Extracts from a graphics dataset =>
>>>>>

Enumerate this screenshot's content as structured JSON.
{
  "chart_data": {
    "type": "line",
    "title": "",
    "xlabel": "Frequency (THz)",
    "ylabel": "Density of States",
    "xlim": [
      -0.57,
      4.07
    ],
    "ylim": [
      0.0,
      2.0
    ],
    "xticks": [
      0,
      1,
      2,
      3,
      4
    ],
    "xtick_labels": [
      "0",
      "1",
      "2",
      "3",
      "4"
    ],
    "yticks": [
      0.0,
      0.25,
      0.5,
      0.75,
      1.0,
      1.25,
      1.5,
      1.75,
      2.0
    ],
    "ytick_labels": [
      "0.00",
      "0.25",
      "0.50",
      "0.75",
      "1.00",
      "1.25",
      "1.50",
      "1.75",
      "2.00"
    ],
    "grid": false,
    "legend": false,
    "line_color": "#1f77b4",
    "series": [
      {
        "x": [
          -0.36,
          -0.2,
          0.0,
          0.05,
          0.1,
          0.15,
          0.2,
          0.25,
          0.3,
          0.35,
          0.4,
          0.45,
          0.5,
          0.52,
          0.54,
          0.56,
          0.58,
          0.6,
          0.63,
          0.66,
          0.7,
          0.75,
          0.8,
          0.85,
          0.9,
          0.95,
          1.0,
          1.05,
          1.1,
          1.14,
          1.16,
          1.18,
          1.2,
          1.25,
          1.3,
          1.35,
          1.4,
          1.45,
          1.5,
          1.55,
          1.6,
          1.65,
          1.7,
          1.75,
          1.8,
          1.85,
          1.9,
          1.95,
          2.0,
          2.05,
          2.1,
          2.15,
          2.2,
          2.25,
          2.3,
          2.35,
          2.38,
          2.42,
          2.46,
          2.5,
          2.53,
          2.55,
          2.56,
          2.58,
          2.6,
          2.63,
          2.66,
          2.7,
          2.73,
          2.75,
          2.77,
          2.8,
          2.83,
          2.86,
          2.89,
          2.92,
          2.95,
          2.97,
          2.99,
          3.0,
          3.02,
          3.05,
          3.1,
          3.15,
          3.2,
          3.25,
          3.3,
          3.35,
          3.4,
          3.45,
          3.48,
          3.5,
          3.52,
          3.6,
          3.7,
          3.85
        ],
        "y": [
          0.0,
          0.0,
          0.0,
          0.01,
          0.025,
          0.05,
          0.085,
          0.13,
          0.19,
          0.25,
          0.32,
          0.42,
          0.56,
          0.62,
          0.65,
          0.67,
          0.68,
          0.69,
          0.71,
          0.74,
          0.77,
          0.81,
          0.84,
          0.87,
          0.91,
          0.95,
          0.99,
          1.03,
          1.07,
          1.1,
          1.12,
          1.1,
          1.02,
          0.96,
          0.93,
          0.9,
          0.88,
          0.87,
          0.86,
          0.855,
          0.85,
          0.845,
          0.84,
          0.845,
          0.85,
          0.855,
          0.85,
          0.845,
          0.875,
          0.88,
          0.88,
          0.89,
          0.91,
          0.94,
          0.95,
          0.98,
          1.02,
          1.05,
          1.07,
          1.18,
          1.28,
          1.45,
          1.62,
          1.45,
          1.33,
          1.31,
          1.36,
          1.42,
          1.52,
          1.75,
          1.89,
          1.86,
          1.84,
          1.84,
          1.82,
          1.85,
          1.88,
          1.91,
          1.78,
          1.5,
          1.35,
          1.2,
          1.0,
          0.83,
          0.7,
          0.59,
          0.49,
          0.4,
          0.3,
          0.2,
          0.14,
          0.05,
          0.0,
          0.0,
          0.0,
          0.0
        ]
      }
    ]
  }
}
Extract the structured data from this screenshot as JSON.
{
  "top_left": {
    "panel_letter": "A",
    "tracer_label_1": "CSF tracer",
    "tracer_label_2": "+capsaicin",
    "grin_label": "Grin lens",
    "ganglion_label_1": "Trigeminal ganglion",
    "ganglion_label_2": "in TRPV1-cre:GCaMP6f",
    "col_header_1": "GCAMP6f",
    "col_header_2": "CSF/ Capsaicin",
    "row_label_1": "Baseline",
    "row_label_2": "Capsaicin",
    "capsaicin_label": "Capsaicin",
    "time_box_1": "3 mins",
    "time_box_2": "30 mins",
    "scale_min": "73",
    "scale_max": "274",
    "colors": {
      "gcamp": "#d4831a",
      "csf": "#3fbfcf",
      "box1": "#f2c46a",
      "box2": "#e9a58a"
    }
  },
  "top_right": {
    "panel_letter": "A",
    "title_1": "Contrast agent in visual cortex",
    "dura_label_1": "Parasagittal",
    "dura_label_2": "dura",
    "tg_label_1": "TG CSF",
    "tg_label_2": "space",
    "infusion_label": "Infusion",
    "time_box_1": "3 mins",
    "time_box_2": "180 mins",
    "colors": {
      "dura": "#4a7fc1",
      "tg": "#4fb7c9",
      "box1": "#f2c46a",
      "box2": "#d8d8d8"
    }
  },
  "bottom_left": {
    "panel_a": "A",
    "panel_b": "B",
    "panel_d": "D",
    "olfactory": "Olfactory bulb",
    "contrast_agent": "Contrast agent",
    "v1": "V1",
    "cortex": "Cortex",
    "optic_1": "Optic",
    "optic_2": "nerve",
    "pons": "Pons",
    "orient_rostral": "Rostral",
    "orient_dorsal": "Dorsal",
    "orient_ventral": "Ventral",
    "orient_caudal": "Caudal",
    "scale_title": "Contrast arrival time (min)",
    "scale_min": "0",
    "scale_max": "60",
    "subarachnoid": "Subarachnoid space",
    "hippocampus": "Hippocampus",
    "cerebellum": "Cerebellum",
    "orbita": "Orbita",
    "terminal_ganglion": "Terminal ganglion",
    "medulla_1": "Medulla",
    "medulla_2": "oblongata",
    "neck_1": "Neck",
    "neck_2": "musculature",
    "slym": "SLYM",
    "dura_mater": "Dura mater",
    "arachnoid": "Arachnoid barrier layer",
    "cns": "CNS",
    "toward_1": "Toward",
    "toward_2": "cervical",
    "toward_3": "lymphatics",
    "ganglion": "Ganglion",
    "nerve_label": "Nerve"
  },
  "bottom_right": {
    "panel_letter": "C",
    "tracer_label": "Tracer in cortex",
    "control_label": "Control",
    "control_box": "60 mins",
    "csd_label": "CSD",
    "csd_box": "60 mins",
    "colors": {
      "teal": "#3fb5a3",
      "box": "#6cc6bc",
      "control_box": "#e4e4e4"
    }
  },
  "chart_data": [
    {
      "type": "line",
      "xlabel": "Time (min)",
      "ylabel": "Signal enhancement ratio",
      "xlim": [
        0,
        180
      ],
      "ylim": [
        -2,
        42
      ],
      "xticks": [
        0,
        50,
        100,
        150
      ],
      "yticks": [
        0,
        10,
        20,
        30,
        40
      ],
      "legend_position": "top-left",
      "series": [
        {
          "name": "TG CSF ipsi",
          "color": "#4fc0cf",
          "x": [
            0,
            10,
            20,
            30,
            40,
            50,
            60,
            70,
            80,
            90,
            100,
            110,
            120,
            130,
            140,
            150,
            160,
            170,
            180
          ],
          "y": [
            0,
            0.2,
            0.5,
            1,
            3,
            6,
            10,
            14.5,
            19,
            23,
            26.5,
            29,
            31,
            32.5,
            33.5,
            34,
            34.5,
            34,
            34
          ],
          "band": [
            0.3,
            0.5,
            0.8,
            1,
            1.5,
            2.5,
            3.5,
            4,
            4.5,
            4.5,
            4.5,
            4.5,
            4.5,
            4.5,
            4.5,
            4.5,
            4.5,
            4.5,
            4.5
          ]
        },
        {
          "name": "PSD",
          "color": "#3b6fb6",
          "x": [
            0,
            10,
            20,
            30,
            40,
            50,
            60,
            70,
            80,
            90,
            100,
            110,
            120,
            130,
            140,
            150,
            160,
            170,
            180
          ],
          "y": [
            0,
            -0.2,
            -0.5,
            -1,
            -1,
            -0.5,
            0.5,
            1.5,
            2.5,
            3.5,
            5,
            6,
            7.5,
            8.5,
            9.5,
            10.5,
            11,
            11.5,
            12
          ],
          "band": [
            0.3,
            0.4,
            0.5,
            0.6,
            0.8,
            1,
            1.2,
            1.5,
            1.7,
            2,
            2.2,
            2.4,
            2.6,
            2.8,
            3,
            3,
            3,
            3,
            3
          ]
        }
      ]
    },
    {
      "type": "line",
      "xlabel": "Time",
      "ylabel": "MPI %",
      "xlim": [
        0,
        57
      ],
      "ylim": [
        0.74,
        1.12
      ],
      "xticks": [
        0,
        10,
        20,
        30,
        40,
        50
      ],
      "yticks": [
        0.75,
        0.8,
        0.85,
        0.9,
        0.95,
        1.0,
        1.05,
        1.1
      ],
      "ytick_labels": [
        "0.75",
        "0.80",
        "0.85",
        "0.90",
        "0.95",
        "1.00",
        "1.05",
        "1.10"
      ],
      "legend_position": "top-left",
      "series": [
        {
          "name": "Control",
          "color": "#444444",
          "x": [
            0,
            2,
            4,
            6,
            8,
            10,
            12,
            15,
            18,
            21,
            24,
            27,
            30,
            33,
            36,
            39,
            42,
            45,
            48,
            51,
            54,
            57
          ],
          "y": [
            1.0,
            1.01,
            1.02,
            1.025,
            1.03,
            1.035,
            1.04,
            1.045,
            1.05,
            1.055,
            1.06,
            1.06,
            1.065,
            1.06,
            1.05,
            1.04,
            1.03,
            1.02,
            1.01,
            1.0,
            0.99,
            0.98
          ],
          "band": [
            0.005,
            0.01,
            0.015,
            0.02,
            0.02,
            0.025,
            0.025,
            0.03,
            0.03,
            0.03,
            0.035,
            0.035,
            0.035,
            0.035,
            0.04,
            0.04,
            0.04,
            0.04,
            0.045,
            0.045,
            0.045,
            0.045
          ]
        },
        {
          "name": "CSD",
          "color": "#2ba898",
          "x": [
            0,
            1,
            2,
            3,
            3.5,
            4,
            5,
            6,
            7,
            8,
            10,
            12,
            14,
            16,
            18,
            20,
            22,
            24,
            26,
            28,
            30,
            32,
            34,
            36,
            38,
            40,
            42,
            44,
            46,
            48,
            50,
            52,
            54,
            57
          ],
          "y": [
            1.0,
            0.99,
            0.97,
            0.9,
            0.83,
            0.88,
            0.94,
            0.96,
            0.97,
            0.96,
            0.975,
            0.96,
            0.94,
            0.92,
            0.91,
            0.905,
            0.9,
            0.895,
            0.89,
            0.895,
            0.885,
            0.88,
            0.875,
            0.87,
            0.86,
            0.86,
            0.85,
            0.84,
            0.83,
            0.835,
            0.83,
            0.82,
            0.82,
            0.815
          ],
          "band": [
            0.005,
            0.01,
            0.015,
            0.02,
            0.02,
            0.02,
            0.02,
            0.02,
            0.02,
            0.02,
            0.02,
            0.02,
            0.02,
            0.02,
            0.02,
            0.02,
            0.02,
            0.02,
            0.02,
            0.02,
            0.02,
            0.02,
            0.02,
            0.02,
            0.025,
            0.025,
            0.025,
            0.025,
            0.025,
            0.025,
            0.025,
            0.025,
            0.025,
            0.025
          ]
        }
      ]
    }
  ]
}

<<<<<

Description of the task =>
Search the data above for the word "agent", then gather each line in which it appears.

Written answer =>
    "title_1": "Contrast agent in visual cortex",
    "contrast_agent": "Contrast agent",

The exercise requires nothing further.